__Work required__. Reproduce the entries below in full, word for word.

__Record set__.
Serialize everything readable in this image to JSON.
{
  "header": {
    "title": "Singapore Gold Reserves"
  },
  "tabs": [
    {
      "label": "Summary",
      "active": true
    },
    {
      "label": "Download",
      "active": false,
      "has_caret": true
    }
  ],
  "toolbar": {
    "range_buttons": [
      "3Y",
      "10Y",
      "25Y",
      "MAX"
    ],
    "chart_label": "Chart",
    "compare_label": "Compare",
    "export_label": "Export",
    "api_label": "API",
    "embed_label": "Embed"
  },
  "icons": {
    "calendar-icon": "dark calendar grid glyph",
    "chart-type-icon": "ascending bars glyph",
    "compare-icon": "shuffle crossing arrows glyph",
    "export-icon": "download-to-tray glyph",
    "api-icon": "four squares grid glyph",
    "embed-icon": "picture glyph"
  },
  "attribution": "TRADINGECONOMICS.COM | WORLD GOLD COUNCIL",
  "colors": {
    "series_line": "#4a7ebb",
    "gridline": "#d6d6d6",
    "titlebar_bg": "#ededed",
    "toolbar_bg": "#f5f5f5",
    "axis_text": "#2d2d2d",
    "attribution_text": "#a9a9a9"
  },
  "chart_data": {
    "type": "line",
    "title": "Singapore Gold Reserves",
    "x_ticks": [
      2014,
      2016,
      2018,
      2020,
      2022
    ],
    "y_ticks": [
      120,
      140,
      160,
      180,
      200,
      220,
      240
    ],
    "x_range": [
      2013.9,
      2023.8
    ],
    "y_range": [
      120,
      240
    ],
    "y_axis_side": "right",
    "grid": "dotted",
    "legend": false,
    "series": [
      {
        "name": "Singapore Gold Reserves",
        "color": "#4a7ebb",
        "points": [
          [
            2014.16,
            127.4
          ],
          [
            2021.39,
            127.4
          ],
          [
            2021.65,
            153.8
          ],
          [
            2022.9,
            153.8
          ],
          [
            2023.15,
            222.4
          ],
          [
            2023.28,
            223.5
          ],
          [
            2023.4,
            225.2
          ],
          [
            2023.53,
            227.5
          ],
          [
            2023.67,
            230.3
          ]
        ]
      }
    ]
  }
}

__Complete output__.
Serialize everything readable in this image to JSON.
{
  "header": {
    "title": "Singapore Gold Reserves"
  },
  "tabs": [
    {
      "label": "Summary",
      "active": true
    },
    {
      "label": "Download",
      "active": false,
      "has_caret": true
    }
  ],
  "toolbar": {
    "range_buttons": [
      "3Y",
      "10Y",
      "25Y",
      "MAX"
    ],
    "chart_label": "Chart",
    "compare_label": "Compare",
    "export_label": "Export",
    "api_label": "API",
    "embed_label": "Embed"
  },
  "icons": {
    "calendar-icon": "dark calendar grid glyph",
    "chart-type-icon": "ascending bars glyph",
    "compare-icon": "shuffle crossing arrows glyph",
    "export-icon": "download-to-tray glyph",
    "api-icon": "four squares grid glyph",
    "embed-icon": "picture glyph"
  },
  "attribution": "TRADINGECONOMICS.COM | WORLD GOLD COUNCIL",
  "colors": {
    "series_line": "#4a7ebb",
    "gridline": "#d6d6d6",
    "titlebar_bg": "#ededed",
    "toolbar_bg": "#f5f5f5",
    "axis_text": "#2d2d2d",
    "attribution_text": "#a9a9a9"
  },
  "chart_data": {
    "type": "line",
    "title": "Singapore Gold Reserves",
    "x_ticks": [
      2014,
      2016,
      2018,
      2020,
      2022
    ],
    "y_ticks": [
      120,
      140,
      160,
      180,
      200,
      220,
      240
    ],
    "x_range": [
      2013.9,
      2023.8
    ],
    "y_range": [
      120,
      240
    ],
    "y_axis_side": "right",
    "grid": "dotted",
    "legend": false,
    "series": [
      {
        "name": "Singapore Gold Reserves",
        "color": "#4a7ebb",
        "points": [
          [
            2014.16,
            127.4
          ],
          [
            2021.39,
            127.4
          ],
          [
            2021.65,
            153.8
          ],
          [
            2022.9,
            153.8
          ],
          [
            2023.15,
            222.4
          ],
          [
            2023.28,
            223.5
          ],
          [
            2023.4,
            225.2
          ],
          [
            2023.53,
            227.5
          ],
          [
            2023.67,
            230.3
          ]
        ]
      }
    ]
  }
}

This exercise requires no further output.